>> START

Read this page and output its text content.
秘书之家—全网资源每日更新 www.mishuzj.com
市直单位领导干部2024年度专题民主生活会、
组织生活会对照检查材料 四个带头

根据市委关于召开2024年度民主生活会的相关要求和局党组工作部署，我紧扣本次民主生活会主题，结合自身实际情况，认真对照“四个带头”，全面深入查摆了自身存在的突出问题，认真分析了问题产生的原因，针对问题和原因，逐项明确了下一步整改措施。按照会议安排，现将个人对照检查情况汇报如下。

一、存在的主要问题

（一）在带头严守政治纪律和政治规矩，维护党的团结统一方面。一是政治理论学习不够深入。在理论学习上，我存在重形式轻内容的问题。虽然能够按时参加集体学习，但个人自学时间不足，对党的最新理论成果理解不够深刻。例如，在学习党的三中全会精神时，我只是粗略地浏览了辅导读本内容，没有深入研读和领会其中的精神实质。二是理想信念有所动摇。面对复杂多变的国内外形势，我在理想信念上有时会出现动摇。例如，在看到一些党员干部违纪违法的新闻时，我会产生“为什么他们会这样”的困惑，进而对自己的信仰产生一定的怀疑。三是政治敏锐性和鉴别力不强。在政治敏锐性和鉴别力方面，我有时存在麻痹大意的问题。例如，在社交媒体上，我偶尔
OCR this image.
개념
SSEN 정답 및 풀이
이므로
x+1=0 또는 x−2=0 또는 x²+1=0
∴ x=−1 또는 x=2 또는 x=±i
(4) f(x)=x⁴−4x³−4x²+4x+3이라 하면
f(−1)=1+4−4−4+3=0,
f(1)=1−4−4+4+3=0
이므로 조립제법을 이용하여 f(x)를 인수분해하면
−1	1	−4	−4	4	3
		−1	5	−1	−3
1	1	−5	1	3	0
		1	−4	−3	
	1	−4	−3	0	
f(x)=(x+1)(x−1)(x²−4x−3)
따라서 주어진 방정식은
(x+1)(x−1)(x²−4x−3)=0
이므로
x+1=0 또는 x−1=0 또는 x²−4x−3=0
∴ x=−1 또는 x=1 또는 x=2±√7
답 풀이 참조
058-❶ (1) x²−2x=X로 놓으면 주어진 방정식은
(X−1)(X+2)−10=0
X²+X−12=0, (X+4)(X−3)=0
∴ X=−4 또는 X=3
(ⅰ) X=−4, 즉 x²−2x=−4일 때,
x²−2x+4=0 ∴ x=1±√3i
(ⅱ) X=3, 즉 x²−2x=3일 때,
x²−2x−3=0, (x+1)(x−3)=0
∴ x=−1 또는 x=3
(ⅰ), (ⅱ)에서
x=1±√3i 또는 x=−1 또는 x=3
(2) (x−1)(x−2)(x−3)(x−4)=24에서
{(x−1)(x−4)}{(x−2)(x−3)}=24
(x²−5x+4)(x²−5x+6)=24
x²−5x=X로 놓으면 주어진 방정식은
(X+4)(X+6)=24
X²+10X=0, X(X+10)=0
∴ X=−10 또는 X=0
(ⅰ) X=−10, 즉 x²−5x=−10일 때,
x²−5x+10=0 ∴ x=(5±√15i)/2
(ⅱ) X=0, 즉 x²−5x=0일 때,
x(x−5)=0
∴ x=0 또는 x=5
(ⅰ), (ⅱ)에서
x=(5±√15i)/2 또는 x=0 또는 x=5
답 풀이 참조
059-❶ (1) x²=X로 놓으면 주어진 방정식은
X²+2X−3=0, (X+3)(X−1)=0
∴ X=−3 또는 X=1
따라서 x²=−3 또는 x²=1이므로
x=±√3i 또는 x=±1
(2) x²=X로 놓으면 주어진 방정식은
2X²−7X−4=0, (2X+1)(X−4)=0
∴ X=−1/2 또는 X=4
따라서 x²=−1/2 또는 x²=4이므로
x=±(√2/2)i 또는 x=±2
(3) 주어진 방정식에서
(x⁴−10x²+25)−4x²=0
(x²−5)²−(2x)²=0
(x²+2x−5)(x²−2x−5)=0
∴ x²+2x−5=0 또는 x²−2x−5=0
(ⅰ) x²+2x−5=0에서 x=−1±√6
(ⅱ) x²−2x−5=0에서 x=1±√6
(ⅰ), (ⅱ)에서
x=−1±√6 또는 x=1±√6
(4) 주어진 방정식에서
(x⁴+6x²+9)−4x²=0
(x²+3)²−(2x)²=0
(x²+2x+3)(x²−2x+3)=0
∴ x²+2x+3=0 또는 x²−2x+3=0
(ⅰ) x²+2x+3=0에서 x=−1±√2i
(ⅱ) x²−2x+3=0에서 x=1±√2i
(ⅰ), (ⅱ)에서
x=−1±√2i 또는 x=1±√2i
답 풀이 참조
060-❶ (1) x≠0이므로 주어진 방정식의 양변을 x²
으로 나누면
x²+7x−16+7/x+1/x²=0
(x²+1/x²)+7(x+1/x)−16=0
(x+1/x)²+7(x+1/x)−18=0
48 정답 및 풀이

>> END

◆ PROBLEM
Using the data above, reproduce every line exactly.

◆ TASK RESULT
Read this page and output its text content.
秘书之家—全网资源每日更新 www.mishuzj.com
市直单位领导干部2024年度专题民主生活会、
组织生活会对照检查材料 四个带头

根据市委关于召开2024年度民主生活会的相关要求和局党组工作部署，我紧扣本次民主生活会主题，结合自身实际情况，认真对照“四个带头”，全面深入查摆了自身存在的突出问题，认真分析了问题产生的原因，针对问题和原因，逐项明确了下一步整改措施。按照会议安排，现将个人对照检查情况汇报如下。

一、存在的主要问题

（一）在带头严守政治纪律和政治规矩，维护党的团结统一方面。一是政治理论学习不够深入。在理论学习上，我存在重形式轻内容的问题。虽然能够按时参加集体学习，但个人自学时间不足，对党的最新理论成果理解不够深刻。例如，在学习党的三中全会精神时，我只是粗略地浏览了辅导读本内容，没有深入研读和领会其中的精神实质。二是理想信念有所动摇。面对复杂多变的国内外形势，我在理想信念上有时会出现动摇。例如，在看到一些党员干部违纪违法的新闻时，我会产生“为什么他们会这样”的困惑，进而对自己的信仰产生一定的怀疑。三是政治敏锐性和鉴别力不强。在政治敏锐性和鉴别力方面，我有时存在麻痹大意的问题。例如，在社交媒体上，我偶尔
OCR this image.
개념
SSEN 정답 및 풀이
이므로
x+1=0 또는 x−2=0 또는 x²+1=0
∴ x=−1 또는 x=2 또는 x=±i
(4) f(x)=x⁴−4x³−4x²+4x+3이라 하면
f(−1)=1+4−4−4+3=0,
f(1)=1−4−4+4+3=0
이므로 조립제법을 이용하여 f(x)를 인수분해하면
−1	1	−4	−4	4	3
		−1	5	−1	−3
1	1	−5	1	3	0
		1	−4	−3	
	1	−4	−3	0	
f(x)=(x+1)(x−1)(x²−4x−3)
따라서 주어진 방정식은
(x+1)(x−1)(x²−4x−3)=0
이므로
x+1=0 또는 x−1=0 또는 x²−4x−3=0
∴ x=−1 또는 x=1 또는 x=2±√7
답 풀이 참조
058-❶ (1) x²−2x=X로 놓으면 주어진 방정식은
(X−1)(X+2)−10=0
X²+X−12=0, (X+4)(X−3)=0
∴ X=−4 또는 X=3
(ⅰ) X=−4, 즉 x²−2x=−4일 때,
x²−2x+4=0 ∴ x=1±√3i
(ⅱ) X=3, 즉 x²−2x=3일 때,
x²−2x−3=0, (x+1)(x−3)=0
∴ x=−1 또는 x=3
(ⅰ), (ⅱ)에서
x=1±√3i 또는 x=−1 또는 x=3
(2) (x−1)(x−2)(x−3)(x−4)=24에서
{(x−1)(x−4)}{(x−2)(x−3)}=24
(x²−5x+4)(x²−5x+6)=24
x²−5x=X로 놓으면 주어진 방정식은
(X+4)(X+6)=24
X²+10X=0, X(X+10)=0
∴ X=−10 또는 X=0
(ⅰ) X=−10, 즉 x²−5x=−10일 때,
x²−5x+10=0 ∴ x=(5±√15i)/2
(ⅱ) X=0, 즉 x²−5x=0일 때,
x(x−5)=0
∴ x=0 또는 x=5
(ⅰ), (ⅱ)에서
x=(5±√15i)/2 또는 x=0 또는 x=5
답 풀이 참조
059-❶ (1) x²=X로 놓으면 주어진 방정식은
X²+2X−3=0, (X+3)(X−1)=0
∴ X=−3 또는 X=1
따라서 x²=−3 또는 x²=1이므로
x=±√3i 또는 x=±1
(2) x²=X로 놓으면 주어진 방정식은
2X²−7X−4=0, (2X+1)(X−4)=0
∴ X=−1/2 또는 X=4
따라서 x²=−1/2 또는 x²=4이므로
x=±(√2/2)i 또는 x=±2
(3) 주어진 방정식에서
(x⁴−10x²+25)−4x²=0
(x²−5)²−(2x)²=0
(x²+2x−5)(x²−2x−5)=0
∴ x²+2x−5=0 또는 x²−2x−5=0
(ⅰ) x²+2x−5=0에서 x=−1±√6
(ⅱ) x²−2x−5=0에서 x=1±√6
(ⅰ), (ⅱ)에서
x=−1±√6 또는 x=1±√6
(4) 주어진 방정식에서
(x⁴+6x²+9)−4x²=0
(x²+3)²−(2x)²=0
(x²+2x+3)(x²−2x+3)=0
∴ x²+2x+3=0 또는 x²−2x+3=0
(ⅰ) x²+2x+3=0에서 x=−1±√2i
(ⅱ) x²−2x+3=0에서 x=1±√2i
(ⅰ), (ⅱ)에서
x=−1±√2i 또는 x=1±√2i
답 풀이 참조
060-❶ (1) x≠0이므로 주어진 방정식의 양변을 x²
으로 나누면
x²+7x−16+7/x+1/x²=0
(x²+1/x²)+7(x+1/x)−16=0
(x+1/x)²+7(x+1/x)−18=0
48 정답 및 풀이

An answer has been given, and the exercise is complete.